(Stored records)
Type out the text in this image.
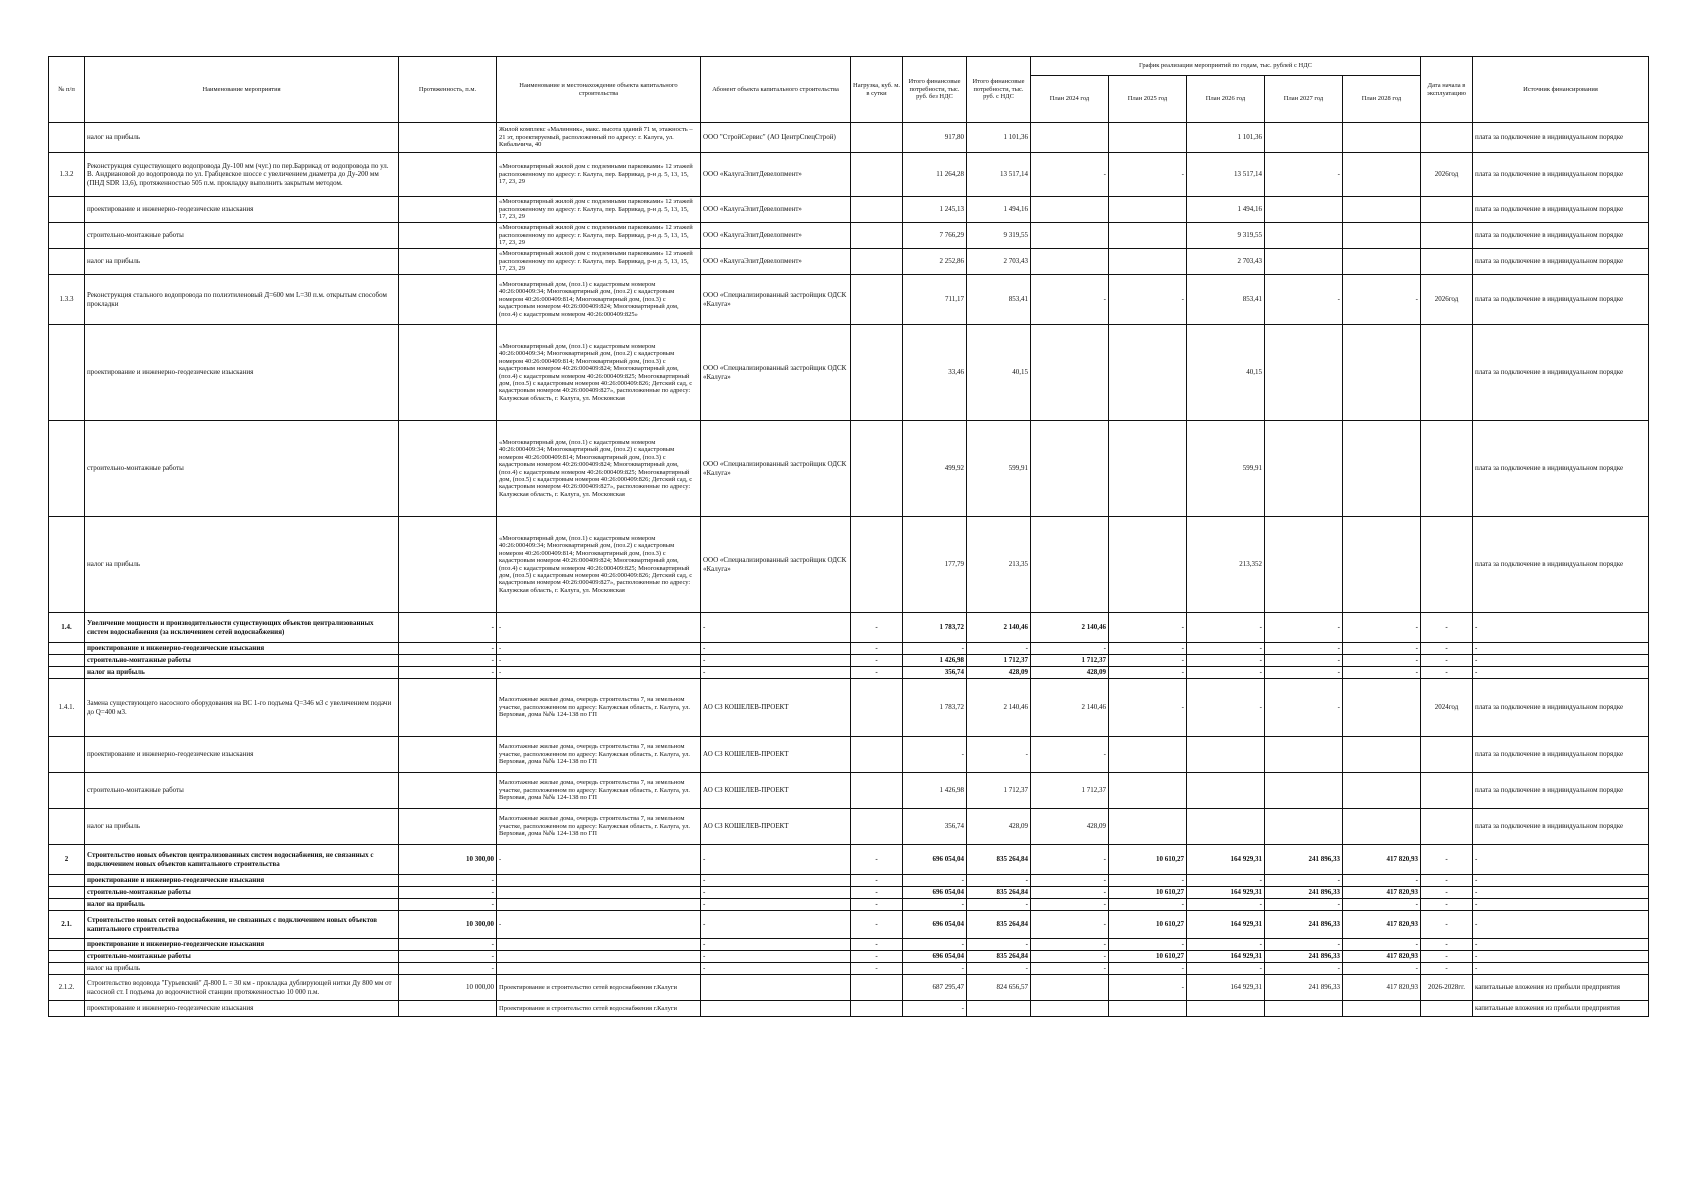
№ п/п	Наименование мероприятия	Протяженность, п.м.	Наименование и местонахождение объекта капитального строительства	Абонент объекта капитального строительства	Нагрузка, куб. м. в сутки	Итого финансовые потребности, тыс. руб. без НДС	Итого финансовые потребности, тыс. руб. с НДС	График реализации мероприятий по годам, тыс. рублей с НДС					Дата начала в эксплуатацию	Источник финансирования
								План 2024 год	План 2025 год	План 2026 год	План 2027 год	План 2028 год		
	налог на прибыль		Жилой комплекс «Малинник», макс. высота зданий 71 м, этажность – 21 эт, проектируемый, расположенный по адресу: г. Калуга, ул. Кибальчича, 40	ООО "СтройСервис" (АО ЦентрСпецСтрой)		917,80	1 101,36			1 101,36				плата за подключение в индивидуальном порядке
1.3.2	Реконструкция существующего водопровода Ду-100 мм (чуг.) по пер.Баррикад от водопровода по ул. В. Андриановой до водопровода по ул. Грабцевское шоссе с увеличением диаметра до Ду-200 мм (ПНД SDR 13,6), протяженностью 505 п.м. прокладку выполнить закрытым методом.		«Многоквартирный жилой дом с подземными парковками» 12 этажей расположенному по адресу: г. Калуга, пер. Баррикад, р-н д. 5, 13, 15, 17, 23, 29	ООО «КалугаЭлитДевелопмент»		11 264,28	13 517,14	-	-	13 517,14	-		2026год	плата за подключение в индивидуальном порядке
	проектирование и инженерно-геодезические изыскания		«Многоквартирный жилой дом с подземными парковками» 12 этажей расположенному по адресу: г. Калуга, пер. Баррикад, р-н д. 5, 13, 15, 17, 23, 29	ООО «КалугаЭлитДевелопмент»		1 245,13	1 494,16			1 494,16				плата за подключение в индивидуальном порядке
	строительно-монтажные работы		«Многоквартирный жилой дом с подземными парковками» 12 этажей расположенному по адресу: г. Калуга, пер. Баррикад, р-н д. 5, 13, 15, 17, 23, 29	ООО «КалугаЭлитДевелопмент»		7 766,29	9 319,55			9 319,55				плата за подключение в индивидуальном порядке
	налог на прибыль		«Многоквартирный жилой дом с подземными парковками» 12 этажей расположенному по адресу: г. Калуга, пер. Баррикад, р-н д. 5, 13, 15, 17, 23, 29	ООО «КалугаЭлитДевелопмент»		2 252,86	2 703,43			2 703,43				плата за подключение в индивидуальном порядке
1.3.3	Реконструкция стального водопровода по полиэтиленовый Д=600 мм L=30 п.м. открытым способом прокладки		«Многоквартирный дом, (поз.1) с кадастровым номером 40:26:000409:34; Многоквартирный дом, (поз.2) с кадастровым номером 40:26:000409:814; Многоквартирный дом, (поз.3) с кадастровым номером 40:26:000409:824; Многоквартирный дом, (поз.4) с кадастровым номером 40:26:000409:825»	ООО «Специализированный застройщик ОДСК «Калуга»		711,17	853,41	-	-	853,41	-	-	2026год	плата за подключение в индивидуальном порядке
	проектирование и инженерно-геодезические изыскания		«Многоквартирный дом, (поз.1) с кадастровым номером 40:26:000409:34; Многоквартирный дом, (поз.2) с кадастровым номером 40:26:000409:814; Многоквартирный дом, (поз.3) с кадастровым номером 40:26:000409:824; Многоквартирный дом, (поз.4) с кадастровым номером 40:26:000409:825; Многоквартирный дом, (поз.5) с кадастровым номером 40:26:000409:826; Детский сад, с кадастровым номером 40:26:000409:827», расположенные по адресу: Калужская область, г. Калуга, ул. Московская	ООО «Специализированный застройщик ОДСК «Калуга»		33,46	40,15			40,15				плата за подключение в индивидуальном порядке
	строительно-монтажные работы		«Многоквартирный дом, (поз.1) с кадастровым номером 40:26:000409:34; Многоквартирный дом, (поз.2) с кадастровым номером 40:26:000409:814; Многоквартирный дом, (поз.3) с кадастровым номером 40:26:000409:824; Многоквартирный дом, (поз.4) с кадастровым номером 40:26:000409:825; Многоквартирный дом, (поз.5) с кадастровым номером 40:26:000409:826; Детский сад, с кадастровым номером 40:26:000409:827», расположенные по адресу: Калужская область, г. Калуга, ул. Московская	ООО «Специализированный застройщик ОДСК «Калуга»		499,92	599,91			599,91				плата за подключение в индивидуальном порядке
	налог на прибыль		«Многоквартирный дом, (поз.1) с кадастровым номером 40:26:000409:34; Многоквартирный дом, (поз.2) с кадастровым номером 40:26:000409:814; Многоквартирный дом, (поз.3) с кадастровым номером 40:26:000409:824; Многоквартирный дом, (поз.4) с кадастровым номером 40:26:000409:825; Многоквартирный дом, (поз.5) с кадастровым номером 40:26:000409:826; Детский сад, с кадастровым номером 40:26:000409:827», расположенные по адресу: Калужская область, г. Калуга, ул. Московская	ООО «Специализированный застройщик ОДСК «Калуга»		177,79	213,35			213,352				плата за подключение в индивидуальном порядке
1.4.	Увеличение мощности и производительности существующих объектов централизованных систем водоснабжения (за исключением сетей водоснабжения)	-	-	-	-	1 783,72	2 140,46	2 140,46	-	-	-	-	-	-
	проектирование и инженерно-геодезические изыскания	-	-	-	-	-	-	-	-	-	-	-	-	-
	строительно-монтажные работы	-	-	-	-	1 426,98	1 712,37	1 712,37	-	-	-	-	-	-
	налог на прибыль	-	-	-	-	356,74	428,09	428,09	-	-	-	-	-	-
1.4.1.	Замена существующего насосного оборудования на ВС 1-го подъема Q=346 м3 с увеличением подачи до Q=400 м3.		Малоэтажные жилые дома, очередь строительства 7, на земельном участке, расположенном по адресу: Калужская область, г. Калуга, ул. Верховая, дома №№ 124-138 по ГП	АО СЗ КОШЕЛЕВ-ПРОЕКТ		1 783,72	2 140,46	2 140,46	-	-	-		2024год	плата за подключение в индивидуальном порядке
	проектирование и инженерно-геодезические изыскания		Малоэтажные жилые дома, очередь строительства 7, на земельном участке, расположенном по адресу: Калужская область, г. Калуга, ул. Верховая, дома №№ 124-138 по ГП	АО СЗ КОШЕЛЕВ-ПРОЕКТ		-	-	-						плата за подключение в индивидуальном порядке
	строительно-монтажные работы		Малоэтажные жилые дома, очередь строительства 7, на земельном участке, расположенном по адресу: Калужская область, г. Калуга, ул. Верховая, дома №№ 124-138 по ГП	АО СЗ КОШЕЛЕВ-ПРОЕКТ		1 426,98	1 712,37	1 712,37						плата за подключение в индивидуальном порядке
	налог на прибыль		Малоэтажные жилые дома, очередь строительства 7, на земельном участке, расположенном по адресу: Калужская область, г. Калуга, ул. Верховая, дома №№ 124-138 по ГП	АО СЗ КОШЕЛЕВ-ПРОЕКТ		356,74	428,09	428,09						плата за подключение в индивидуальном порядке
2	Строительство новых объектов централизованных систем водоснабжения, не связанных с подключением новых объектов капитального строительства	10 300,00	-	-	-	696 054,04	835 264,84	-	10 610,27	164 929,31	241 896,33	417 820,93	-	-
	проектирование и инженерно-геодезические изыскания	-		-	-	-	-	-	-	-	-	-	-	-
	строительно-монтажные работы	-		-	-	696 054,04	835 264,84	-	10 610,27	164 929,31	241 896,33	417 820,93	-	-
	налог на прибыль	-		-	-	-	-	-	-	-	-	-	-	-
2.1.	Строительство новых сетей водоснабжения, не связанных с подключением новых объектов капитального строительства	10 300,00	-	-	-	696 054,04	835 264,84	-	10 610,27	164 929,31	241 896,33	417 820,93	-	-
	проектирование и инженерно-геодезические изыскания	-		-	-	-	-	-	-	-	-	-	-	-
	строительно-монтажные работы	-		-	-	696 054,04	835 264,84	-	10 610,27	164 929,31	241 896,33	417 820,93	-	-
	налог на прибыль	-		-	-	-	-	-	-	-	-	-	-	-
2.1.2.	Строительство водовода "Гурьевский" Д-800 L = 30 км - прокладка дублирующей нитки Ду 800 мм от насосной ст. I подъема до водоочистной станции протяженностью 10 000 п.м.	10 000,00	Проектирование и строительство сетей водоснабжения г.Калуги			687 295,47	824 656,57		-	164 929,31	241 896,33	417 820,93	2026-2028гг.	капитальные вложения из прибыли предприятия
	проектирование и инженерно-геодезические изыскания		Проектирование и строительство сетей водоснабжения г.Калуги			-								капитальные вложения из прибыли предприятия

Prompt -
Identify the lines that contain the string "новых", and copy every one of them.

Completed task -
2	Строительство новых объектов централизованных систем водоснабжения, не связанных с подключением новых объектов капитального строительства	10 300,00	-	-	-	696 054,04	835 264,84	-	10 610,27	164 929,31	241 896,33	417 820,93	-	-
2.1.	Строительство новых сетей водоснабжения, не связанных с подключением новых объектов капитального строительства	10 300,00	-	-	-	696 054,04	835 264,84	-	10 610,27	164 929,31	241 896,33	417 820,93	-	-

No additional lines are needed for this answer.